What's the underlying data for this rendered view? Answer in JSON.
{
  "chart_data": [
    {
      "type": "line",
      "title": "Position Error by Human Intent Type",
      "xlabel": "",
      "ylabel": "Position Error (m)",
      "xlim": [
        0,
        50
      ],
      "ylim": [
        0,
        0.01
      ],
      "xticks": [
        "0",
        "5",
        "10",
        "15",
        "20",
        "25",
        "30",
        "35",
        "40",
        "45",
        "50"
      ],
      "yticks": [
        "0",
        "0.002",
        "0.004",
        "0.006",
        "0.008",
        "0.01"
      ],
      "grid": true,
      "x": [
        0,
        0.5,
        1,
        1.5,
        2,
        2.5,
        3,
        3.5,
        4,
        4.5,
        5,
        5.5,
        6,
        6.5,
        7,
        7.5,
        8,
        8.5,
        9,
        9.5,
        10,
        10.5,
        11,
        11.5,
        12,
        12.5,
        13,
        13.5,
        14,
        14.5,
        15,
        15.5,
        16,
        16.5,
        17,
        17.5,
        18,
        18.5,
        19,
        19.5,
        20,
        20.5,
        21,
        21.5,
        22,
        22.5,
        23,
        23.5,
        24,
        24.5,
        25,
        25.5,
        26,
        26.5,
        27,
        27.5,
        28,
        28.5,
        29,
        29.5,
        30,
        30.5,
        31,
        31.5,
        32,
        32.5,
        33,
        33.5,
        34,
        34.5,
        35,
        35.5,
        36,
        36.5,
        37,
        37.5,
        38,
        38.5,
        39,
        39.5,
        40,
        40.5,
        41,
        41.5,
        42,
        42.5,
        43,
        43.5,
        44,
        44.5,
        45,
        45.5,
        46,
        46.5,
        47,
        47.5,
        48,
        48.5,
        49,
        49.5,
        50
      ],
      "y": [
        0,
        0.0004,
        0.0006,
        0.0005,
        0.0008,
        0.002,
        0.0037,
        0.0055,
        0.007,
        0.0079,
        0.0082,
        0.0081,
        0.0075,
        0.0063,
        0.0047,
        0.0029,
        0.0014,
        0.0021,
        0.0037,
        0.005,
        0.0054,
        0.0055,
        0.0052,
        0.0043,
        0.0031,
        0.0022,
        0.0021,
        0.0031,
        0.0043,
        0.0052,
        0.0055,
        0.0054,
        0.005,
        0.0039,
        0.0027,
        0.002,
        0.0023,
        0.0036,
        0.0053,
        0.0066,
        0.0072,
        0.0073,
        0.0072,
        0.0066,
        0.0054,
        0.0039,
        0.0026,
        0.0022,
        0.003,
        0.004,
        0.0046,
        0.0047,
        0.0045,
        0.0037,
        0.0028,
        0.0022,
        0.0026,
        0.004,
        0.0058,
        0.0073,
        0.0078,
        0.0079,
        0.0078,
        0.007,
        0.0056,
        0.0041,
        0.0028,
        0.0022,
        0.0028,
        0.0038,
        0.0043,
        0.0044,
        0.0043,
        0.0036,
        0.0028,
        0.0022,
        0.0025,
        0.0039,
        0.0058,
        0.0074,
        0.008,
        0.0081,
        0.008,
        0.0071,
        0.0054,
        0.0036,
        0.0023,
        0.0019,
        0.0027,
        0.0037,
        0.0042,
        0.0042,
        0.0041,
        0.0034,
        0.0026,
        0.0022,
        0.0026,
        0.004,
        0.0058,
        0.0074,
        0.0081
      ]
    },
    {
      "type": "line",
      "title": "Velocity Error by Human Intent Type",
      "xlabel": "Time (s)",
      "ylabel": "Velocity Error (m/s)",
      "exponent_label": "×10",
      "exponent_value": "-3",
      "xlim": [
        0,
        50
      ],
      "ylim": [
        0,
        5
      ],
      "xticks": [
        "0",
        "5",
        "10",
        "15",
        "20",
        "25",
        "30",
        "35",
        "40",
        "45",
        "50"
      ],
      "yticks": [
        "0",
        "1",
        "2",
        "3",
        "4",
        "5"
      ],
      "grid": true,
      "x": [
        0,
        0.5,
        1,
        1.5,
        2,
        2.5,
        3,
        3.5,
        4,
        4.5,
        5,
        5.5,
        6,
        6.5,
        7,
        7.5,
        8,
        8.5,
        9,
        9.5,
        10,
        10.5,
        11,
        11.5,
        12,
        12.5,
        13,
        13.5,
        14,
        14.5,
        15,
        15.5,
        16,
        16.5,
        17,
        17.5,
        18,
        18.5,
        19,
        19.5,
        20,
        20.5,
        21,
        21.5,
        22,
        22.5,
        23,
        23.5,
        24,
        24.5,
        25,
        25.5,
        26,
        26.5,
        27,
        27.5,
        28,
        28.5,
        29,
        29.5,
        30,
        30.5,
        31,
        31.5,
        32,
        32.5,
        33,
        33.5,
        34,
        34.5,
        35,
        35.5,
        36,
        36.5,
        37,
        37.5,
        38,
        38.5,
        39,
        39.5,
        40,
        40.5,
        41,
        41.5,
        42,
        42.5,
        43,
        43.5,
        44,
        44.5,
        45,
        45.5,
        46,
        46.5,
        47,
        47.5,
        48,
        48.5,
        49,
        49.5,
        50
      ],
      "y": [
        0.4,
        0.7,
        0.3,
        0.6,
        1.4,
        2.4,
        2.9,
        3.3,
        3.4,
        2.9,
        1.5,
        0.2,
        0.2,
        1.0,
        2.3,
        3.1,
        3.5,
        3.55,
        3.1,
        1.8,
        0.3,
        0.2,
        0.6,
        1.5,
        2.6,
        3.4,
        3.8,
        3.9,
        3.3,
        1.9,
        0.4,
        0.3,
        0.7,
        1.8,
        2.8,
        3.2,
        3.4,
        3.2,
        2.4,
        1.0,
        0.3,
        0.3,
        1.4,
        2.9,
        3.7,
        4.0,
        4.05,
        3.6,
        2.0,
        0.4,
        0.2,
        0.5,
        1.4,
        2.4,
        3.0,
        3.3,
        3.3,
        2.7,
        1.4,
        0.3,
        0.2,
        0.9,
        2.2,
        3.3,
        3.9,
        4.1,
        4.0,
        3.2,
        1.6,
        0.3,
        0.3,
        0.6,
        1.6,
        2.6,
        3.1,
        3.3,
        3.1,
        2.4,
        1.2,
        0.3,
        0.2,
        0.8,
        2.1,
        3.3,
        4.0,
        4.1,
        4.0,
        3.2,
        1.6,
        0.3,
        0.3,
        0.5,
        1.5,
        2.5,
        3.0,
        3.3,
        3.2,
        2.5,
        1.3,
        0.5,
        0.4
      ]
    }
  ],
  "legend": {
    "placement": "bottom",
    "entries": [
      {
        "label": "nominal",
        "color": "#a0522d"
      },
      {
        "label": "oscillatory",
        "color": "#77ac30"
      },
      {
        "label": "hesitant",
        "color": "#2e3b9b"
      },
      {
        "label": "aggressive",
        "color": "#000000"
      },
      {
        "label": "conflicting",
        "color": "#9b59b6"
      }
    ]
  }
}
== == ==
Print out every record again, exactly and in full.

What's the underlying data for this rendered view? Answer in JSON.
{
  "chart_data": [
    {
      "type": "line",
      "title": "Position Error by Human Intent Type",
      "xlabel": "",
      "ylabel": "Position Error (m)",
      "xlim": [
        0,
        50
      ],
      "ylim": [
        0,
        0.01
      ],
      "xticks": [
        "0",
        "5",
        "10",
        "15",
        "20",
        "25",
        "30",
        "35",
        "40",
        "45",
        "50"
      ],
      "yticks": [
        "0",
        "0.002",
        "0.004",
        "0.006",
        "0.008",
        "0.01"
      ],
      "grid": true,
      "x": [
        0,
        0.5,
        1,
        1.5,
        2,
        2.5,
        3,
        3.5,
        4,
        4.5,
        5,
        5.5,
        6,
        6.5,
        7,
        7.5,
        8,
        8.5,
        9,
        9.5,
        10,
        10.5,
        11,
        11.5,
        12,
        12.5,
        13,
        13.5,
        14,
        14.5,
        15,
        15.5,
        16,
        16.5,
        17,
        17.5,
        18,
        18.5,
        19,
        19.5,
        20,
        20.5,
        21,
        21.5,
        22,
        22.5,
        23,
        23.5,
        24,
        24.5,
        25,
        25.5,
        26,
        26.5,
        27,
        27.5,
        28,
        28.5,
        29,
        29.5,
        30,
        30.5,
        31,
        31.5,
        32,
        32.5,
        33,
        33.5,
        34,
        34.5,
        35,
        35.5,
        36,
        36.5,
        37,
        37.5,
        38,
        38.5,
        39,
        39.5,
        40,
        40.5,
        41,
        41.5,
        42,
        42.5,
        43,
        43.5,
        44,
        44.5,
        45,
        45.5,
        46,
        46.5,
        47,
        47.5,
        48,
        48.5,
        49,
        49.5,
        50
      ],
      "y": [
        0,
        0.0004,
        0.0006,
        0.0005,
        0.0008,
        0.002,
        0.0037,
        0.0055,
        0.007,
        0.0079,
        0.0082,
        0.0081,
        0.0075,
        0.0063,
        0.0047,
        0.0029,
        0.0014,
        0.0021,
        0.0037,
        0.005,
        0.0054,
        0.0055,
        0.0052,
        0.0043,
        0.0031,
        0.0022,
        0.0021,
        0.0031,
        0.0043,
        0.0052,
        0.0055,
        0.0054,
        0.005,
        0.0039,
        0.0027,
        0.002,
        0.0023,
        0.0036,
        0.0053,
        0.0066,
        0.0072,
        0.0073,
        0.0072,
        0.0066,
        0.0054,
        0.0039,
        0.0026,
        0.0022,
        0.003,
        0.004,
        0.0046,
        0.0047,
        0.0045,
        0.0037,
        0.0028,
        0.0022,
        0.0026,
        0.004,
        0.0058,
        0.0073,
        0.0078,
        0.0079,
        0.0078,
        0.007,
        0.0056,
        0.0041,
        0.0028,
        0.0022,
        0.0028,
        0.0038,
        0.0043,
        0.0044,
        0.0043,
        0.0036,
        0.0028,
        0.0022,
        0.0025,
        0.0039,
        0.0058,
        0.0074,
        0.008,
        0.0081,
        0.008,
        0.0071,
        0.0054,
        0.0036,
        0.0023,
        0.0019,
        0.0027,
        0.0037,
        0.0042,
        0.0042,
        0.0041,
        0.0034,
        0.0026,
        0.0022,
        0.0026,
        0.004,
        0.0058,
        0.0074,
        0.0081
      ]
    },
    {
      "type": "line",
      "title": "Velocity Error by Human Intent Type",
      "xlabel": "Time (s)",
      "ylabel": "Velocity Error (m/s)",
      "exponent_label": "×10",
      "exponent_value": "-3",
      "xlim": [
        0,
        50
      ],
      "ylim": [
        0,
        5
      ],
      "xticks": [
        "0",
        "5",
        "10",
        "15",
        "20",
        "25",
        "30",
        "35",
        "40",
        "45",
        "50"
      ],
      "yticks": [
        "0",
        "1",
        "2",
        "3",
        "4",
        "5"
      ],
      "grid": true,
      "x": [
        0,
        0.5,
        1,
        1.5,
        2,
        2.5,
        3,
        3.5,
        4,
        4.5,
        5,
        5.5,
        6,
        6.5,
        7,
        7.5,
        8,
        8.5,
        9,
        9.5,
        10,
        10.5,
        11,
        11.5,
        12,
        12.5,
        13,
        13.5,
        14,
        14.5,
        15,
        15.5,
        16,
        16.5,
        17,
        17.5,
        18,
        18.5,
        19,
        19.5,
        20,
        20.5,
        21,
        21.5,
        22,
        22.5,
        23,
        23.5,
        24,
        24.5,
        25,
        25.5,
        26,
        26.5,
        27,
        27.5,
        28,
        28.5,
        29,
        29.5,
        30,
        30.5,
        31,
        31.5,
        32,
        32.5,
        33,
        33.5,
        34,
        34.5,
        35,
        35.5,
        36,
        36.5,
        37,
        37.5,
        38,
        38.5,
        39,
        39.5,
        40,
        40.5,
        41,
        41.5,
        42,
        42.5,
        43,
        43.5,
        44,
        44.5,
        45,
        45.5,
        46,
        46.5,
        47,
        47.5,
        48,
        48.5,
        49,
        49.5,
        50
      ],
      "y": [
        0.4,
        0.7,
        0.3,
        0.6,
        1.4,
        2.4,
        2.9,
        3.3,
        3.4,
        2.9,
        1.5,
        0.2,
        0.2,
        1.0,
        2.3,
        3.1,
        3.5,
        3.55,
        3.1,
        1.8,
        0.3,
        0.2,
        0.6,
        1.5,
        2.6,
        3.4,
        3.8,
        3.9,
        3.3,
        1.9,
        0.4,
        0.3,
        0.7,
        1.8,
        2.8,
        3.2,
        3.4,
        3.2,
        2.4,
        1.0,
        0.3,
        0.3,
        1.4,
        2.9,
        3.7,
        4.0,
        4.05,
        3.6,
        2.0,
        0.4,
        0.2,
        0.5,
        1.4,
        2.4,
        3.0,
        3.3,
        3.3,
        2.7,
        1.4,
        0.3,
        0.2,
        0.9,
        2.2,
        3.3,
        3.9,
        4.1,
        4.0,
        3.2,
        1.6,
        0.3,
        0.3,
        0.6,
        1.6,
        2.6,
        3.1,
        3.3,
        3.1,
        2.4,
        1.2,
        0.3,
        0.2,
        0.8,
        2.1,
        3.3,
        4.0,
        4.1,
        4.0,
        3.2,
        1.6,
        0.3,
        0.3,
        0.5,
        1.5,
        2.5,
        3.0,
        3.3,
        3.2,
        2.5,
        1.3,
        0.5,
        0.4
      ]
    }
  ],
  "legend": {
    "placement": "bottom",
    "entries": [
      {
        "label": "nominal",
        "color": "#a0522d"
      },
      {
        "label": "oscillatory",
        "color": "#77ac30"
      },
      {
        "label": "hesitant",
        "color": "#2e3b9b"
      },
      {
        "label": "aggressive",
        "color": "#000000"
      },
      {
        "label": "conflicting",
        "color": "#9b59b6"
      }
    ]
  }
}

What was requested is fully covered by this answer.